Collected data entries
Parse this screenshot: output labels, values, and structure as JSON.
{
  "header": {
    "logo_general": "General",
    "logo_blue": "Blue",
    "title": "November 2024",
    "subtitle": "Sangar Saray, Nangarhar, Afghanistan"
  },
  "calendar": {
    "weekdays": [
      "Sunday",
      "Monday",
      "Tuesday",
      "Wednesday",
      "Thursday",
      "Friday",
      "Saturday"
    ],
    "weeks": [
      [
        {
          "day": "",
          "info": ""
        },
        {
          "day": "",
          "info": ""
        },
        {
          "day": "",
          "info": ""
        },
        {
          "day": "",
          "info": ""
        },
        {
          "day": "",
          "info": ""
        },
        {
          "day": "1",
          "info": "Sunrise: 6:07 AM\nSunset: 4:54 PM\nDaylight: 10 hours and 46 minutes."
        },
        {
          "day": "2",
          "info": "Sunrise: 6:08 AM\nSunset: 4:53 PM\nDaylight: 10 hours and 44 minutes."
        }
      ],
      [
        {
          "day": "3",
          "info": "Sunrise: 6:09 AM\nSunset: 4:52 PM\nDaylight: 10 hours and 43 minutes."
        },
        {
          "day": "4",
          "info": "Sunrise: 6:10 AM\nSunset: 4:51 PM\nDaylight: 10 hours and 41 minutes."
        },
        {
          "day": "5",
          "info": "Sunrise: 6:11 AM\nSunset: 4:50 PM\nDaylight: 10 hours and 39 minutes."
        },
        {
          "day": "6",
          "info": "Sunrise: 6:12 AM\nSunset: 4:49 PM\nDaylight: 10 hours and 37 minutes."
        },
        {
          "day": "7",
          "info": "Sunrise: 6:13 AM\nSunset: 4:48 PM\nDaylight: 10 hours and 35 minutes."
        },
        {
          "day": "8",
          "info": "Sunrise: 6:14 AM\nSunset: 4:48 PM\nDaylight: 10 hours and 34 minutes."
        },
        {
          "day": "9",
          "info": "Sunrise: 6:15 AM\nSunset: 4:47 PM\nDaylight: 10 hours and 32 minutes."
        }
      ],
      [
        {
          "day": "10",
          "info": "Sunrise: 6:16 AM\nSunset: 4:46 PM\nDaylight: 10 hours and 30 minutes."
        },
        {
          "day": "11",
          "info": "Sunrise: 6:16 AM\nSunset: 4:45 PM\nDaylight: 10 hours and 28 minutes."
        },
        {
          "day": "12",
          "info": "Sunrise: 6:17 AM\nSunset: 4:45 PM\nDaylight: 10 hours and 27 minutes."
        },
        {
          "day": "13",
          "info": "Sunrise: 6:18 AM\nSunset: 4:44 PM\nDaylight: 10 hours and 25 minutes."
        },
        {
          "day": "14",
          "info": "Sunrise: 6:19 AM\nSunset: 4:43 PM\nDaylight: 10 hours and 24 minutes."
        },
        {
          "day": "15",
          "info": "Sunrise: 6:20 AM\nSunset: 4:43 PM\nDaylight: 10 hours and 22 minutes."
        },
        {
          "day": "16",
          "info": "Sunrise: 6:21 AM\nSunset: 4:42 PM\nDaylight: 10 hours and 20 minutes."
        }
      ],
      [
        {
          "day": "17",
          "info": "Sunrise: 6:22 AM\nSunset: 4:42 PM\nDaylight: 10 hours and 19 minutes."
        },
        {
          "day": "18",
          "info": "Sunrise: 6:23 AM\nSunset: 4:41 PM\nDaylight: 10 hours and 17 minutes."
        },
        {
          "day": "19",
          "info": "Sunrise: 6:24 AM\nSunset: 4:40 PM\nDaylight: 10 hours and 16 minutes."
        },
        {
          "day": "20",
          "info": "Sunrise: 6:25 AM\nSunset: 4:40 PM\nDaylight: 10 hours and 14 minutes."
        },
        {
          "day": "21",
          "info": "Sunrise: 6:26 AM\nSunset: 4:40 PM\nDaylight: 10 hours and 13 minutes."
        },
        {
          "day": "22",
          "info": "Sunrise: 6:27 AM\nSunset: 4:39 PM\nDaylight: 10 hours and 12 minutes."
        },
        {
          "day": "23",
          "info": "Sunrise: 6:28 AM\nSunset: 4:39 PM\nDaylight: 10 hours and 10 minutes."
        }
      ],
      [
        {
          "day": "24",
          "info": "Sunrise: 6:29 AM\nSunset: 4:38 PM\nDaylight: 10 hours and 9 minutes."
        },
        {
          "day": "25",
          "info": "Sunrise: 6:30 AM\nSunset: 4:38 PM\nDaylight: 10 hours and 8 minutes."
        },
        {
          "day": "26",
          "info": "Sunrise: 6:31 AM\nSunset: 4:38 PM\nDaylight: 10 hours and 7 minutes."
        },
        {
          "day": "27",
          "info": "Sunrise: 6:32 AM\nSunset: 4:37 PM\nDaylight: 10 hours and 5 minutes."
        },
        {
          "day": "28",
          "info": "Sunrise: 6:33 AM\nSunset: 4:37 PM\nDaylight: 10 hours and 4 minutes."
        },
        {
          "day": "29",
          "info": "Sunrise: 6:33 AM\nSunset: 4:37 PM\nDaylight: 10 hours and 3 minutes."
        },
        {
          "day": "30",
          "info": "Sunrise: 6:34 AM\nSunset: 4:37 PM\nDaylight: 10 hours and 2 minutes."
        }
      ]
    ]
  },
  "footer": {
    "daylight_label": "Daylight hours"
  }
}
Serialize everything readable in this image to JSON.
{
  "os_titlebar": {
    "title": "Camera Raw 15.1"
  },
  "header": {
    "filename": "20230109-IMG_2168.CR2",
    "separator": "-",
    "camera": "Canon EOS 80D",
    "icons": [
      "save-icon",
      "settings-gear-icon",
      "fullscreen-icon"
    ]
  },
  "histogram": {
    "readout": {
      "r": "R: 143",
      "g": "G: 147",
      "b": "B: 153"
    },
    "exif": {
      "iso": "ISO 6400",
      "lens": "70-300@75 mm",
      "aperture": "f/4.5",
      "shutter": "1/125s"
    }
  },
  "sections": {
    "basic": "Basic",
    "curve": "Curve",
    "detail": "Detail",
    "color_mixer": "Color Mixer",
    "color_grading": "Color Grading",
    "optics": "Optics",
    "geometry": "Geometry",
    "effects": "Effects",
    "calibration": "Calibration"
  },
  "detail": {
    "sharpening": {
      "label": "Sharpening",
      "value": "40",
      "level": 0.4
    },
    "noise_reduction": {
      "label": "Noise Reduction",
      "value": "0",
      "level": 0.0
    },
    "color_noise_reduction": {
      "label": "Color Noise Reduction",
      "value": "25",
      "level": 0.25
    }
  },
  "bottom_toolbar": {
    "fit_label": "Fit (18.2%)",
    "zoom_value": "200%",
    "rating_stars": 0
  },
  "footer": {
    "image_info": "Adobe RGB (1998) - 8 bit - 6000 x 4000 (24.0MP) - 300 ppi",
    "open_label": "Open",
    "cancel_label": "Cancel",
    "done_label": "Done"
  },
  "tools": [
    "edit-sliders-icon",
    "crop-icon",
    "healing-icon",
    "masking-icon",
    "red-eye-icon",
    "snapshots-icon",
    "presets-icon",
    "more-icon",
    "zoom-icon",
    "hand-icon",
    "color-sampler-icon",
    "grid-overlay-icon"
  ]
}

● THE TASK: Every line of the data above should be reproduced word for word.

● RIGHT ANSWER:
Parse this screenshot: output labels, values, and structure as JSON.
{
  "header": {
    "logo_general": "General",
    "logo_blue": "Blue",
    "title": "November 2024",
    "subtitle": "Sangar Saray, Nangarhar, Afghanistan"
  },
  "calendar": {
    "weekdays": [
      "Sunday",
      "Monday",
      "Tuesday",
      "Wednesday",
      "Thursday",
      "Friday",
      "Saturday"
    ],
    "weeks": [
      [
        {
          "day": "",
          "info": ""
        },
        {
          "day": "",
          "info": ""
        },
        {
          "day": "",
          "info": ""
        },
        {
          "day": "",
          "info": ""
        },
        {
          "day": "",
          "info": ""
        },
        {
          "day": "1",
          "info": "Sunrise: 6:07 AM\nSunset: 4:54 PM\nDaylight: 10 hours and 46 minutes."
        },
        {
          "day": "2",
          "info": "Sunrise: 6:08 AM\nSunset: 4:53 PM\nDaylight: 10 hours and 44 minutes."
        }
      ],
      [
        {
          "day": "3",
          "info": "Sunrise: 6:09 AM\nSunset: 4:52 PM\nDaylight: 10 hours and 43 minutes."
        },
        {
          "day": "4",
          "info": "Sunrise: 6:10 AM\nSunset: 4:51 PM\nDaylight: 10 hours and 41 minutes."
        },
        {
          "day": "5",
          "info": "Sunrise: 6:11 AM\nSunset: 4:50 PM\nDaylight: 10 hours and 39 minutes."
        },
        {
          "day": "6",
          "info": "Sunrise: 6:12 AM\nSunset: 4:49 PM\nDaylight: 10 hours and 37 minutes."
        },
        {
          "day": "7",
          "info": "Sunrise: 6:13 AM\nSunset: 4:48 PM\nDaylight: 10 hours and 35 minutes."
        },
        {
          "day": "8",
          "info": "Sunrise: 6:14 AM\nSunset: 4:48 PM\nDaylight: 10 hours and 34 minutes."
        },
        {
          "day": "9",
          "info": "Sunrise: 6:15 AM\nSunset: 4:47 PM\nDaylight: 10 hours and 32 minutes."
        }
      ],
      [
        {
          "day": "10",
          "info": "Sunrise: 6:16 AM\nSunset: 4:46 PM\nDaylight: 10 hours and 30 minutes."
        },
        {
          "day": "11",
          "info": "Sunrise: 6:16 AM\nSunset: 4:45 PM\nDaylight: 10 hours and 28 minutes."
        },
        {
          "day": "12",
          "info": "Sunrise: 6:17 AM\nSunset: 4:45 PM\nDaylight: 10 hours and 27 minutes."
        },
        {
          "day": "13",
          "info": "Sunrise: 6:18 AM\nSunset: 4:44 PM\nDaylight: 10 hours and 25 minutes."
        },
        {
          "day": "14",
          "info": "Sunrise: 6:19 AM\nSunset: 4:43 PM\nDaylight: 10 hours and 24 minutes."
        },
        {
          "day": "15",
          "info": "Sunrise: 6:20 AM\nSunset: 4:43 PM\nDaylight: 10 hours and 22 minutes."
        },
        {
          "day": "16",
          "info": "Sunrise: 6:21 AM\nSunset: 4:42 PM\nDaylight: 10 hours and 20 minutes."
        }
      ],
      [
        {
          "day": "17",
          "info": "Sunrise: 6:22 AM\nSunset: 4:42 PM\nDaylight: 10 hours and 19 minutes."
        },
        {
          "day": "18",
          "info": "Sunrise: 6:23 AM\nSunset: 4:41 PM\nDaylight: 10 hours and 17 minutes."
        },
        {
          "day": "19",
          "info": "Sunrise: 6:24 AM\nSunset: 4:40 PM\nDaylight: 10 hours and 16 minutes."
        },
        {
          "day": "20",
          "info": "Sunrise: 6:25 AM\nSunset: 4:40 PM\nDaylight: 10 hours and 14 minutes."
        },
        {
          "day": "21",
          "info": "Sunrise: 6:26 AM\nSunset: 4:40 PM\nDaylight: 10 hours and 13 minutes."
        },
        {
          "day": "22",
          "info": "Sunrise: 6:27 AM\nSunset: 4:39 PM\nDaylight: 10 hours and 12 minutes."
        },
        {
          "day": "23",
          "info": "Sunrise: 6:28 AM\nSunset: 4:39 PM\nDaylight: 10 hours and 10 minutes."
        }
      ],
      [
        {
          "day": "24",
          "info": "Sunrise: 6:29 AM\nSunset: 4:38 PM\nDaylight: 10 hours and 9 minutes."
        },
        {
          "day": "25",
          "info": "Sunrise: 6:30 AM\nSunset: 4:38 PM\nDaylight: 10 hours and 8 minutes."
        },
        {
          "day": "26",
          "info": "Sunrise: 6:31 AM\nSunset: 4:38 PM\nDaylight: 10 hours and 7 minutes."
        },
        {
          "day": "27",
          "info": "Sunrise: 6:32 AM\nSunset: 4:37 PM\nDaylight: 10 hours and 5 minutes."
        },
        {
          "day": "28",
          "info": "Sunrise: 6:33 AM\nSunset: 4:37 PM\nDaylight: 10 hours and 4 minutes."
        },
        {
          "day": "29",
          "info": "Sunrise: 6:33 AM\nSunset: 4:37 PM\nDaylight: 10 hours and 3 minutes."
        },
        {
          "day": "30",
          "info": "Sunrise: 6:34 AM\nSunset: 4:37 PM\nDaylight: 10 hours and 2 minutes."
        }
      ]
    ]
  },
  "footer": {
    "daylight_label": "Daylight hours"
  }
}
Serialize everything readable in this image to JSON.
{
  "os_titlebar": {
    "title": "Camera Raw 15.1"
  },
  "header": {
    "filename": "20230109-IMG_2168.CR2",
    "separator": "-",
    "camera": "Canon EOS 80D",
    "icons": [
      "save-icon",
      "settings-gear-icon",
      "fullscreen-icon"
    ]
  },
  "histogram": {
    "readout": {
      "r": "R: 143",
      "g": "G: 147",
      "b": "B: 153"
    },
    "exif": {
      "iso": "ISO 6400",
      "lens": "70-300@75 mm",
      "aperture": "f/4.5",
      "shutter": "1/125s"
    }
  },
  "sections": {
    "basic": "Basic",
    "curve": "Curve",
    "detail": "Detail",
    "color_mixer": "Color Mixer",
    "color_grading": "Color Grading",
    "optics": "Optics",
    "geometry": "Geometry",
    "effects": "Effects",
    "calibration": "Calibration"
  },
  "detail": {
    "sharpening": {
      "label": "Sharpening",
      "value": "40",
      "level": 0.4
    },
    "noise_reduction": {
      "label": "Noise Reduction",
      "value": "0",
      "level": 0.0
    },
    "color_noise_reduction": {
      "label": "Color Noise Reduction",
      "value": "25",
      "level": 0.25
    }
  },
  "bottom_toolbar": {
    "fit_label": "Fit (18.2%)",
    "zoom_value": "200%",
    "rating_stars": 0
  },
  "footer": {
    "image_info": "Adobe RGB (1998) - 8 bit - 6000 x 4000 (24.0MP) - 300 ppi",
    "open_label": "Open",
    "cancel_label": "Cancel",
    "done_label": "Done"
  },
  "tools": [
    "edit-sliders-icon",
    "crop-icon",
    "healing-icon",
    "masking-icon",
    "red-eye-icon",
    "snapshots-icon",
    "presets-icon",
    "more-icon",
    "zoom-icon",
    "hand-icon",
    "color-sampler-icon",
    "grid-overlay-icon"
  ]
}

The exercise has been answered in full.